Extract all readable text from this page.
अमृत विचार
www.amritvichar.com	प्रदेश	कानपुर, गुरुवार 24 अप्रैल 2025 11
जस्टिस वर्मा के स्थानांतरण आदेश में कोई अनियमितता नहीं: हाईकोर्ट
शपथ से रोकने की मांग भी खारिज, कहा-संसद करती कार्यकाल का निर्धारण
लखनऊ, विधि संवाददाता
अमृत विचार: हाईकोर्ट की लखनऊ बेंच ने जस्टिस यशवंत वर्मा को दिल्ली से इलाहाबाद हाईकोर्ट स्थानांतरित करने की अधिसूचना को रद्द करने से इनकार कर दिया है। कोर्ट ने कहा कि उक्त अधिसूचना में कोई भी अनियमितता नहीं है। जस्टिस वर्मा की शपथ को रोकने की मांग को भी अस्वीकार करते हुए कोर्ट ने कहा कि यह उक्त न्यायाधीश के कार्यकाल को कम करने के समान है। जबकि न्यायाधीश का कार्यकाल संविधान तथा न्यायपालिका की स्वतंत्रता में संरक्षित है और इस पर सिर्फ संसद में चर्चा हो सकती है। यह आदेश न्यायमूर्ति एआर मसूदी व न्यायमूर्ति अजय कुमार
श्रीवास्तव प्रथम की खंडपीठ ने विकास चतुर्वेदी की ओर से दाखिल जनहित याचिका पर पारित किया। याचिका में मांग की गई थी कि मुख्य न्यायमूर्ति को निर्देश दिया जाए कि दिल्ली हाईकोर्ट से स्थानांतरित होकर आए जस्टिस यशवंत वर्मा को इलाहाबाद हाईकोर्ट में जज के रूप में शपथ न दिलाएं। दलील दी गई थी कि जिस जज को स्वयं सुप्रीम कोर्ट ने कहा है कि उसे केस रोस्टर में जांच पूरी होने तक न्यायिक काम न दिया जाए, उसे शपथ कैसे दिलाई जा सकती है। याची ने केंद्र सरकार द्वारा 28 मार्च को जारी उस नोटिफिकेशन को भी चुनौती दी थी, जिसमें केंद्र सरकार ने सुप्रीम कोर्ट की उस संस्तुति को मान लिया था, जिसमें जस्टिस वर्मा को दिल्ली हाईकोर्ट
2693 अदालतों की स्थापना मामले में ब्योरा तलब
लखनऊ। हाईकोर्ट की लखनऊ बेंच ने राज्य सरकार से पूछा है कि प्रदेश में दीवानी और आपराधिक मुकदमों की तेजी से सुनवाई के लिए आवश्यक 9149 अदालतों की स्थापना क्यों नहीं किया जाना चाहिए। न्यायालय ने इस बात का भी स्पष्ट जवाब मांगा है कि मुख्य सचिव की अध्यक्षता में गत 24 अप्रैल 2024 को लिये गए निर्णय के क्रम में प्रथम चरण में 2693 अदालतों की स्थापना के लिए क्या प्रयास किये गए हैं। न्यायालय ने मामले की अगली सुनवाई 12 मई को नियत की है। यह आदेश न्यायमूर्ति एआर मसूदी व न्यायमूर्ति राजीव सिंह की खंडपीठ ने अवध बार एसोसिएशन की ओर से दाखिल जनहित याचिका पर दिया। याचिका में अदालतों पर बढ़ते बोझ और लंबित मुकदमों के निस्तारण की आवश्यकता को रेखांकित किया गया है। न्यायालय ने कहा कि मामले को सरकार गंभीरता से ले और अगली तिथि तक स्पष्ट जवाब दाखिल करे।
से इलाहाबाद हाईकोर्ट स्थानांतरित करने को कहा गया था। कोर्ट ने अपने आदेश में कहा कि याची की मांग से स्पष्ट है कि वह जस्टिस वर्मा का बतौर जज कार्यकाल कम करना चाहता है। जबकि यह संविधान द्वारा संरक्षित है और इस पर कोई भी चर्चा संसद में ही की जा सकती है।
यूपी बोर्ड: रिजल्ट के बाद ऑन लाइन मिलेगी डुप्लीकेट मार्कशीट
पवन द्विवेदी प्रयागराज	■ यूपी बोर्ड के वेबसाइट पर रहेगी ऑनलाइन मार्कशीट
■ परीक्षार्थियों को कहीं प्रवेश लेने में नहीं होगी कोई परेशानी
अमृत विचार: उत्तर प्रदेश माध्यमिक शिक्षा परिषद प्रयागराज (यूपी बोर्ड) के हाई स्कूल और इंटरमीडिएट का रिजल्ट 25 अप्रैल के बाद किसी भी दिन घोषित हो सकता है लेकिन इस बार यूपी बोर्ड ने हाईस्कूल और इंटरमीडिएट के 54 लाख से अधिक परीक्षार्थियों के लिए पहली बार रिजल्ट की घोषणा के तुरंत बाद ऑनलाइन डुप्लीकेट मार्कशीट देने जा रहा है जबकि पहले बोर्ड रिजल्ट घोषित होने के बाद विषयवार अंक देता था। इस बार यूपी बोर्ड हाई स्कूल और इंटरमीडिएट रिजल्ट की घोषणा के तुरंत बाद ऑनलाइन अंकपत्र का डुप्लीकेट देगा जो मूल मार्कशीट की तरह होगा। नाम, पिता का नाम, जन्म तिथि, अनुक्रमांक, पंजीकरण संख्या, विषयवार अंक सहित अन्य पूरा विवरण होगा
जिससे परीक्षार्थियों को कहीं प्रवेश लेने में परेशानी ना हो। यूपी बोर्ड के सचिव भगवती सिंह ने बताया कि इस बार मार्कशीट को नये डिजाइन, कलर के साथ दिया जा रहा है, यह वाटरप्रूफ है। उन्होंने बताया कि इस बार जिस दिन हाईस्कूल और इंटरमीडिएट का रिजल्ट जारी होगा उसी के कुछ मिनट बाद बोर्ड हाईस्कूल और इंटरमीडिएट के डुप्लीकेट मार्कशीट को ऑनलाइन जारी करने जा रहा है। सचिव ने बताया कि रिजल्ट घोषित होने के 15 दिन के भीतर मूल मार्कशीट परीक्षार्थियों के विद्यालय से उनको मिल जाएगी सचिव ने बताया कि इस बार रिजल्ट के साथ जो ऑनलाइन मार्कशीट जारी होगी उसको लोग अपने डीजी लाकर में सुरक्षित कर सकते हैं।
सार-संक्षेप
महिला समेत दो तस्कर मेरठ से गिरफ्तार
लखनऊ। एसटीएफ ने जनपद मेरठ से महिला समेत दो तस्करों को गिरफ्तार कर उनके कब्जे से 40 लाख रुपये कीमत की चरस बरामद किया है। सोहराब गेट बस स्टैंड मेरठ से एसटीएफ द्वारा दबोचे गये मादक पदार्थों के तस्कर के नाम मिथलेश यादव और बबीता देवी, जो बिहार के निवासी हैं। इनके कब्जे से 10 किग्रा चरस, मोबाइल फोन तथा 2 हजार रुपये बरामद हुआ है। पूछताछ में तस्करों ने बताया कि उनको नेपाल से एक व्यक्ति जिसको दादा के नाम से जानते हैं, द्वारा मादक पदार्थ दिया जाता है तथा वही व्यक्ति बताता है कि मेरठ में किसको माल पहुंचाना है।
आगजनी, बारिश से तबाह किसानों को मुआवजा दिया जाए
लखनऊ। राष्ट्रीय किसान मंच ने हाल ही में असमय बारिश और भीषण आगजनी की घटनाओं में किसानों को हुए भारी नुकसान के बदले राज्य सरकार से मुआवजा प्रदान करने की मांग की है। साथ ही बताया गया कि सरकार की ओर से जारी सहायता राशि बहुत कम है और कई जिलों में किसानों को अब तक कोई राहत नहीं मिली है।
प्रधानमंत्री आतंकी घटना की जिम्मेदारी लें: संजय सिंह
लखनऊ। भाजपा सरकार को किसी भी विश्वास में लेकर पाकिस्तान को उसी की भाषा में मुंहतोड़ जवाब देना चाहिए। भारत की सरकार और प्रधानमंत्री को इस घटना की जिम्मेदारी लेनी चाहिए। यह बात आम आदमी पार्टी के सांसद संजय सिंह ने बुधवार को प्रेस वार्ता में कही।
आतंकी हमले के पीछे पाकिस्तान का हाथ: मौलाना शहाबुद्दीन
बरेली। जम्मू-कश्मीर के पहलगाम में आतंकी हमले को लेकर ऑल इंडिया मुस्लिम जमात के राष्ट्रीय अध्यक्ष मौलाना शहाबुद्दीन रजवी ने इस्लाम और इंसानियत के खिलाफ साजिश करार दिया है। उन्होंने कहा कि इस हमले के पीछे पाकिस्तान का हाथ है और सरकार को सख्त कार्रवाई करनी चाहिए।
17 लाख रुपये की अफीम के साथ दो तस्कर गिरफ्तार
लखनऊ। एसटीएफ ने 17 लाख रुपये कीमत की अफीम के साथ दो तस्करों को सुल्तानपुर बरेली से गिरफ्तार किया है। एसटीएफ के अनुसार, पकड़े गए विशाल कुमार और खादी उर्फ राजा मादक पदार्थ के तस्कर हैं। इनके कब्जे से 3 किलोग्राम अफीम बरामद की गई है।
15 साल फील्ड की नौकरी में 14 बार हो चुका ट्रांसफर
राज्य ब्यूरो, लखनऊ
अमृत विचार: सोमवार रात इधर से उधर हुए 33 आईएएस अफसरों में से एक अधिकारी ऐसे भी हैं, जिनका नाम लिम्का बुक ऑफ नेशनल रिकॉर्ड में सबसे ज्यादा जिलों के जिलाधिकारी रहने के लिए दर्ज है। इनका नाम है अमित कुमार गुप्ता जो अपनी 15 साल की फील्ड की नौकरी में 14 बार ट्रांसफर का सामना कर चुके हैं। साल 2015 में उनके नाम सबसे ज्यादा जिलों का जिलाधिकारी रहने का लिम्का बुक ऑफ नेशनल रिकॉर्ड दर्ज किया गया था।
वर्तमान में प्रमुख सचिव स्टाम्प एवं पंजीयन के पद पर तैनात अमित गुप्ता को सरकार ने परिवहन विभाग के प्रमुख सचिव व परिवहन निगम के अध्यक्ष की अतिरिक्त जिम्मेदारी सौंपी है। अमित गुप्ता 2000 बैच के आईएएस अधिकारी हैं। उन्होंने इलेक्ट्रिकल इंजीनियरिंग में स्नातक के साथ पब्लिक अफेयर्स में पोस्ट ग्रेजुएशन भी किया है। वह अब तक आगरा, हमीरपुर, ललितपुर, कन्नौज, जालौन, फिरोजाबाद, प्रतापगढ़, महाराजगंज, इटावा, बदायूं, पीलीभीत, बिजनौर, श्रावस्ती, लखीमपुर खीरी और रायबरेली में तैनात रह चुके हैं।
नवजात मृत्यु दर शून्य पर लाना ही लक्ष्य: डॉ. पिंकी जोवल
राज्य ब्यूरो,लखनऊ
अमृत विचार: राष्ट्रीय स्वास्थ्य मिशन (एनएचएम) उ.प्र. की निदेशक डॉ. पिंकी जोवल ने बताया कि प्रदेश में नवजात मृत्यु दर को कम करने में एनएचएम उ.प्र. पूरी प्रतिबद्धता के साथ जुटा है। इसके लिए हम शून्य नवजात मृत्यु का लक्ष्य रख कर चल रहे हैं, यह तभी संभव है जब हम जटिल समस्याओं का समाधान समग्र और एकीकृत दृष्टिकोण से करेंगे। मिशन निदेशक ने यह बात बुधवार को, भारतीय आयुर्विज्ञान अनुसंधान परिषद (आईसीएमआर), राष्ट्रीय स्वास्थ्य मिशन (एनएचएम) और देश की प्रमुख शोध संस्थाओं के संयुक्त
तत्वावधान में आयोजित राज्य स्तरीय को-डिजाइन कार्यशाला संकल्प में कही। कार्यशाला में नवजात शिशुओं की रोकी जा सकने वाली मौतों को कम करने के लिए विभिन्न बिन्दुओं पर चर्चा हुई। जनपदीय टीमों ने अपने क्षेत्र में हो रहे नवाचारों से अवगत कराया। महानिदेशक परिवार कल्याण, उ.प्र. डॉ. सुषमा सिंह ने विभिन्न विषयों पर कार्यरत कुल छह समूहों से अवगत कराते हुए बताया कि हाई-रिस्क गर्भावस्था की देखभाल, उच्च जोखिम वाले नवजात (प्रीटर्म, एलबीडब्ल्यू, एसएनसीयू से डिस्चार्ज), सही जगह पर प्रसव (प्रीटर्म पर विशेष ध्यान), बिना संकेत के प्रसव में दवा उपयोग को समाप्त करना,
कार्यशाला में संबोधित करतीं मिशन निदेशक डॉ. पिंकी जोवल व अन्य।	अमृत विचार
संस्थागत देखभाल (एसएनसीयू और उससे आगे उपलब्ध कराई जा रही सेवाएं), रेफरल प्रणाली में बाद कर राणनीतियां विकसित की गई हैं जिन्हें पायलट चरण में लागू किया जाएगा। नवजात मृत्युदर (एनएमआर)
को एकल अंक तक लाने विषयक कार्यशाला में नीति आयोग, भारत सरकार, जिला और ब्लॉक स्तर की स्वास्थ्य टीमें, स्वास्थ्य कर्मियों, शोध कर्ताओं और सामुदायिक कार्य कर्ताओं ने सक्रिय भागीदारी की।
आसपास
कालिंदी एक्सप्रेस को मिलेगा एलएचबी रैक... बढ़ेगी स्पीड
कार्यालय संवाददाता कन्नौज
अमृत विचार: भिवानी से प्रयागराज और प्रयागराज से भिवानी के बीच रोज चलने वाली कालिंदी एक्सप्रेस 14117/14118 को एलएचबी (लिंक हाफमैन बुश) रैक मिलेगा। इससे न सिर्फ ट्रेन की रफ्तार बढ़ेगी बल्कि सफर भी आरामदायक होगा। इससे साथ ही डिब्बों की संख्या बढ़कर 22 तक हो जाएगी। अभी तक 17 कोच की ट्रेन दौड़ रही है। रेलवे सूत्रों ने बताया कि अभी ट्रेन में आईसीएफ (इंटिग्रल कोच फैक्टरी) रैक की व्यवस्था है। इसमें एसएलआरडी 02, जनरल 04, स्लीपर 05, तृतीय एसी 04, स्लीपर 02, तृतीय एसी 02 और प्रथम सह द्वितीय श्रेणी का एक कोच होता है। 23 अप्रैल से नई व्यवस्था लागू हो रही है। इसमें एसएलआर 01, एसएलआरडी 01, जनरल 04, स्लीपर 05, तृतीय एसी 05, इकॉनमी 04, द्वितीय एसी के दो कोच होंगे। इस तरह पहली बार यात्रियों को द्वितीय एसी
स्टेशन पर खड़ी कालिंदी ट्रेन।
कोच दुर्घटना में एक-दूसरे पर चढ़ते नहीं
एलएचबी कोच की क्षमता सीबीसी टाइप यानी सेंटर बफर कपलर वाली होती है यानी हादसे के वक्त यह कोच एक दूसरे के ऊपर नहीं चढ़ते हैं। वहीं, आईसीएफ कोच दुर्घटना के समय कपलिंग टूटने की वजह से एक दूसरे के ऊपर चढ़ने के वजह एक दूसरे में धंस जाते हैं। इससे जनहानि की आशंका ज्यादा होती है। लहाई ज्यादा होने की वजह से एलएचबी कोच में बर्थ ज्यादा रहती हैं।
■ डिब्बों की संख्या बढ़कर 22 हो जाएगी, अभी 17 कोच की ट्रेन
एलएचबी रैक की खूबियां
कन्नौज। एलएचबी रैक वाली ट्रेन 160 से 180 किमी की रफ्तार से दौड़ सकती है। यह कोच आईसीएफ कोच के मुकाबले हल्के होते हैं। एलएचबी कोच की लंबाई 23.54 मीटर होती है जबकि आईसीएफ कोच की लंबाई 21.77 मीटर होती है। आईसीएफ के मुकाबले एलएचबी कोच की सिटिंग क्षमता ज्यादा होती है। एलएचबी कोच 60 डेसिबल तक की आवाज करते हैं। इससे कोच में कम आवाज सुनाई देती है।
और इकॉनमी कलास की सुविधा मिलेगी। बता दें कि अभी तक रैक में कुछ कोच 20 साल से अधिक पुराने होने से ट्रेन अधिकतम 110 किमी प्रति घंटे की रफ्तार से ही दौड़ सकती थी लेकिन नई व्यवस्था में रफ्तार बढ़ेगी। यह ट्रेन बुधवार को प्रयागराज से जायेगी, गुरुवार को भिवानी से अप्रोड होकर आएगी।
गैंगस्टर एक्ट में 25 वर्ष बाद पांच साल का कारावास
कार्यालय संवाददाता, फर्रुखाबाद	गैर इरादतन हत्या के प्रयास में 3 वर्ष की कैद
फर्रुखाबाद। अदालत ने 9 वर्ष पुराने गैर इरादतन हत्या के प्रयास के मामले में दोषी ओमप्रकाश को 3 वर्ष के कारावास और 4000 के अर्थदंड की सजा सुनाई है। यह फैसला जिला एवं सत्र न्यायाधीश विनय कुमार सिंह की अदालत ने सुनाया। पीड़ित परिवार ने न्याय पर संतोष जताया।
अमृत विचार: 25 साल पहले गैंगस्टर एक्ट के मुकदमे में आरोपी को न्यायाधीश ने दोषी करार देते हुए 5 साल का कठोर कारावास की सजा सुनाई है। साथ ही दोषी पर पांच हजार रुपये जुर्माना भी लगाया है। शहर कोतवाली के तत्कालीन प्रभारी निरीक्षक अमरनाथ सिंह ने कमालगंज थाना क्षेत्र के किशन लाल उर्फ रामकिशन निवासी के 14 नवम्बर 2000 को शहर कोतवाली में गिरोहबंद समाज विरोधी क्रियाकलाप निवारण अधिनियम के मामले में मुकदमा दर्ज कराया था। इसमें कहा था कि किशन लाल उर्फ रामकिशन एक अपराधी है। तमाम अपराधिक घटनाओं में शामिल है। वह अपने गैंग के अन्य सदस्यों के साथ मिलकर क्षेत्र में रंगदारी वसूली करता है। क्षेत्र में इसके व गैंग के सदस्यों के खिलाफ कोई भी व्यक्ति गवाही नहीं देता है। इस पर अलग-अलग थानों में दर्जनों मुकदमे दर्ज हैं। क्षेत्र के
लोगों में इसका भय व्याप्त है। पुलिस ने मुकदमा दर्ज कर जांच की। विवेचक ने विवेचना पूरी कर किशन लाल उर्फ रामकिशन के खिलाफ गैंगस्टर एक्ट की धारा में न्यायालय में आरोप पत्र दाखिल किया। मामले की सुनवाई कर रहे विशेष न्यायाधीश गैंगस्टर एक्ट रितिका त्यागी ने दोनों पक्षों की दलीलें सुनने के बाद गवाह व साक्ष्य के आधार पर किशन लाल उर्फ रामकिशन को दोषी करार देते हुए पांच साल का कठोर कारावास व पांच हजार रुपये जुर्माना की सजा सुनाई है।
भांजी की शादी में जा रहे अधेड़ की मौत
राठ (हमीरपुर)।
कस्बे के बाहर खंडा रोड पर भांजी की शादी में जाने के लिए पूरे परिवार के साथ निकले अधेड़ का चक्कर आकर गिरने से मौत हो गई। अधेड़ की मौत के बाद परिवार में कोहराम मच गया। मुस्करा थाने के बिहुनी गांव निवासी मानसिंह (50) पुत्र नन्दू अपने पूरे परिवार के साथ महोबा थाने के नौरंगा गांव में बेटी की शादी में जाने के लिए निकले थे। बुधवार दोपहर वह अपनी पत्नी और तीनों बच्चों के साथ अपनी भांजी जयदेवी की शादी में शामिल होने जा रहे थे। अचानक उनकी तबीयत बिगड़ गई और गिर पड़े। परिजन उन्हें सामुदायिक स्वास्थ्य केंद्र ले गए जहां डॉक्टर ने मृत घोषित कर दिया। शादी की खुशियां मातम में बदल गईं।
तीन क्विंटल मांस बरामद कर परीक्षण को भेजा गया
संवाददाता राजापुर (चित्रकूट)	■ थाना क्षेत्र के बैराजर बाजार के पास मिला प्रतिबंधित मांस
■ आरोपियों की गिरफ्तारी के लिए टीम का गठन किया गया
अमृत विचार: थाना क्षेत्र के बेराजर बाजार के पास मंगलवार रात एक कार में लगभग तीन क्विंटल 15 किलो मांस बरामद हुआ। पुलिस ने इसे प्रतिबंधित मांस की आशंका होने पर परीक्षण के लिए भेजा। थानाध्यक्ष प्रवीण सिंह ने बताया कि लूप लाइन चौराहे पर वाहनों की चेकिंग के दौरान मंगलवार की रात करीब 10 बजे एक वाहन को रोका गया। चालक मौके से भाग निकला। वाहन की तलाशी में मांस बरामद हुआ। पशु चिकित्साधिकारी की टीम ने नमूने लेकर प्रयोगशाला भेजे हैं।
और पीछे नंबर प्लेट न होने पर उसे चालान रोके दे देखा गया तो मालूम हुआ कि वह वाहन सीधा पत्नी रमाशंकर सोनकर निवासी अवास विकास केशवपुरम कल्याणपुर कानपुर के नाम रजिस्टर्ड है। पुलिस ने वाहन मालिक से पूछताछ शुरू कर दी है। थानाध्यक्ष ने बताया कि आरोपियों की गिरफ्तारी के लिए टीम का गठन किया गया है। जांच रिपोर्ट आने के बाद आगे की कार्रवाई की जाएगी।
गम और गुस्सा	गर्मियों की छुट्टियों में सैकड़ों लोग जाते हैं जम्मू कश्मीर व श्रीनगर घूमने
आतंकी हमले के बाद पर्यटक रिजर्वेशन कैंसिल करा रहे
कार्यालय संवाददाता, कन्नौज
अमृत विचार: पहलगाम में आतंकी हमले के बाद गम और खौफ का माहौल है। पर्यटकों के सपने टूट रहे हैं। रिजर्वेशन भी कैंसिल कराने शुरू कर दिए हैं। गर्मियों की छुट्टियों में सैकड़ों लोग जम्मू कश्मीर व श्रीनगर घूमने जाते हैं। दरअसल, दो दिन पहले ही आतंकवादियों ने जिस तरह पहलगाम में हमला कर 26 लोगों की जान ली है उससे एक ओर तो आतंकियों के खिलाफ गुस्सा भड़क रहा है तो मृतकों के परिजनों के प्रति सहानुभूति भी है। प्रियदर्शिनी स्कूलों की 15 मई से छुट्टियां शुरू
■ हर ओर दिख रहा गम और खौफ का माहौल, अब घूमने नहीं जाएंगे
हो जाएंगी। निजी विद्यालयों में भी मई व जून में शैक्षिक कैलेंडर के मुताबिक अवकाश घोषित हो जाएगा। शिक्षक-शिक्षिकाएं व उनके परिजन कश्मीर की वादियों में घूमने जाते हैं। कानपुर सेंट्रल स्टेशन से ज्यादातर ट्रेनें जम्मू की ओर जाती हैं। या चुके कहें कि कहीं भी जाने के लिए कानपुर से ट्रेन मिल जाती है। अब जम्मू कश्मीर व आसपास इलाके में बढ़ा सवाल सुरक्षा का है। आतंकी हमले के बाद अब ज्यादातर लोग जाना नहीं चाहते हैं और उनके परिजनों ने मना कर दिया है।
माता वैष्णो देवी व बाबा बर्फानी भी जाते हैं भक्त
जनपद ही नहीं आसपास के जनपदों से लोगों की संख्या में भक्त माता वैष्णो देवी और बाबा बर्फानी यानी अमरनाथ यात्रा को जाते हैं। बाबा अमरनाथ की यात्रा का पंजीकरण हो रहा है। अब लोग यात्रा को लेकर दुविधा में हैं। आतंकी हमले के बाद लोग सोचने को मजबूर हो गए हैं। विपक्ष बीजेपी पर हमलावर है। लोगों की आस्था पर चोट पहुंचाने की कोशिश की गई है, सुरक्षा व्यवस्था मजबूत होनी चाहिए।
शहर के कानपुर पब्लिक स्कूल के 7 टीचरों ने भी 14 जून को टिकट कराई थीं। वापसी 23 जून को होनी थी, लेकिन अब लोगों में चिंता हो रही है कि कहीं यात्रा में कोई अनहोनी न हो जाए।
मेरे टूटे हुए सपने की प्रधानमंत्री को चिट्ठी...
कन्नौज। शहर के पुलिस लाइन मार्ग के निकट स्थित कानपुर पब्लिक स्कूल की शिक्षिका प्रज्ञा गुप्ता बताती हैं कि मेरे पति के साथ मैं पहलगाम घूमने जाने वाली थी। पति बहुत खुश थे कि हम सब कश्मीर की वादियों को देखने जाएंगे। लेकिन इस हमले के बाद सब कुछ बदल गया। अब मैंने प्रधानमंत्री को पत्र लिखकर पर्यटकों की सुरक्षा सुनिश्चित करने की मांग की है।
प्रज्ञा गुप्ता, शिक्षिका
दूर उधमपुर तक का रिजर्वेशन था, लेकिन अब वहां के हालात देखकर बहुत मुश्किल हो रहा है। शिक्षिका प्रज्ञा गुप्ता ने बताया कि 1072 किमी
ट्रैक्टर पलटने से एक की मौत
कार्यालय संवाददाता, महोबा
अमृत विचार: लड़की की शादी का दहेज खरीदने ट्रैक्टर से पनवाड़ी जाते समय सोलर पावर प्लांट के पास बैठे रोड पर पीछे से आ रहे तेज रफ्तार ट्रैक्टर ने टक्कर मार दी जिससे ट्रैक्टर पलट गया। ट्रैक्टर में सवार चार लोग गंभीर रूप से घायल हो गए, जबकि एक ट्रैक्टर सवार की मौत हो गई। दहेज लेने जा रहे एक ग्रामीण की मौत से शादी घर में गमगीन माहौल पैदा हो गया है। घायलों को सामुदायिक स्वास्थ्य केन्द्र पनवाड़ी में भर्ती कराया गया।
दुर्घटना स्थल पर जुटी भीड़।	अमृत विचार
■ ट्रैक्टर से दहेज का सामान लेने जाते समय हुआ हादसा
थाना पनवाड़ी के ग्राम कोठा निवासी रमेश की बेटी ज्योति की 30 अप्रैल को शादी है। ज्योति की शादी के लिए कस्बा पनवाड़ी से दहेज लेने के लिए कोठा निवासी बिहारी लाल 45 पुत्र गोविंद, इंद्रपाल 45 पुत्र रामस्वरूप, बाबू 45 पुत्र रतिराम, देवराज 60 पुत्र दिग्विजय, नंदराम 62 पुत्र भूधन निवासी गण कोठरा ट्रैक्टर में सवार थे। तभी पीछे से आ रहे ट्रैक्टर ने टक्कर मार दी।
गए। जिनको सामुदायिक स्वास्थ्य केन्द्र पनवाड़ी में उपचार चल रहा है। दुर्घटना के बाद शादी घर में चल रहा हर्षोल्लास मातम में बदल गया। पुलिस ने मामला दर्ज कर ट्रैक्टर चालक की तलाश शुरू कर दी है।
==========
**Problem to solve:** Look for "आईएएस" and pull out every line that has it.

**Solution for this exercise:**
अमृत विचार: सोमवार रात इधर से उधर हुए 33 आईएएस अफसरों में से एक अधिकारी ऐसे भी हैं, जिनका नाम लिम्का बुक ऑफ नेशनल रिकॉर्ड में सबसे ज्यादा जिलों के जिलाधिकारी रहने के लिए दर्ज है। इनका नाम है अमित कुमार गुप्ता जो अपनी 15 साल की फील्ड की नौकरी में 14 बार ट्रांसफर का सामना कर चुके हैं। साल 2015 में उनके नाम सबसे ज्यादा जिलों का जिलाधिकारी रहने का लिम्का बुक ऑफ नेशनल रिकॉर्ड दर्ज किया गया था।
वर्तमान में प्रमुख सचिव स्टाम्प एवं पंजीयन के पद पर तैनात अमित गुप्ता को सरकार ने परिवहन विभाग के प्रमुख सचिव व परिवहन निगम के अध्यक्ष की अतिरिक्त जिम्मेदारी सौंपी है। अमित गुप्ता 2000 बैच के आईएएस अधिकारी हैं। उन्होंने इलेक्ट्रिकल इंजीनियरिंग में स्नातक के साथ पब्लिक अफेयर्स में पोस्ट ग्रेजुएशन भी किया है। वह अब तक आगरा, हमीरपुर, ललितपुर, कन्नौज, जालौन, फिरोजाबाद, प्रतापगढ़, महाराजगंज, इटावा, बदायूं, पीलीभीत, बिजनौर, श्रावस्ती, लखीमपुर खीरी और रायबरेली में तैनात रह चुके हैं।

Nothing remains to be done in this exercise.